[Data entries]
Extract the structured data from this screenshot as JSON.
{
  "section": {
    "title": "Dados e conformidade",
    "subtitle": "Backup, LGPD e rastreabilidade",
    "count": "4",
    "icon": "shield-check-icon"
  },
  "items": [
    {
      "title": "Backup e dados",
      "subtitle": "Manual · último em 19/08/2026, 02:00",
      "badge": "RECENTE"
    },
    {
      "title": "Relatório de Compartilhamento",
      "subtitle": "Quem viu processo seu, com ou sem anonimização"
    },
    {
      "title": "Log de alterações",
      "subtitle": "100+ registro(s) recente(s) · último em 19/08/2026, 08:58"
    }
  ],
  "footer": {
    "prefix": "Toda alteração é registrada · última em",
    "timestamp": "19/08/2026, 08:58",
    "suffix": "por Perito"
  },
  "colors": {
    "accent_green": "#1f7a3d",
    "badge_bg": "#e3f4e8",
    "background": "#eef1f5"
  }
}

**INSTRUCTIONS TO FOLLOW**
From the listing above, copy every line that holds the string "Backup".

**FINAL ANSWER**
    "subtitle": "Backup, LGPD e rastreabilidade",
      "title": "Backup e dados",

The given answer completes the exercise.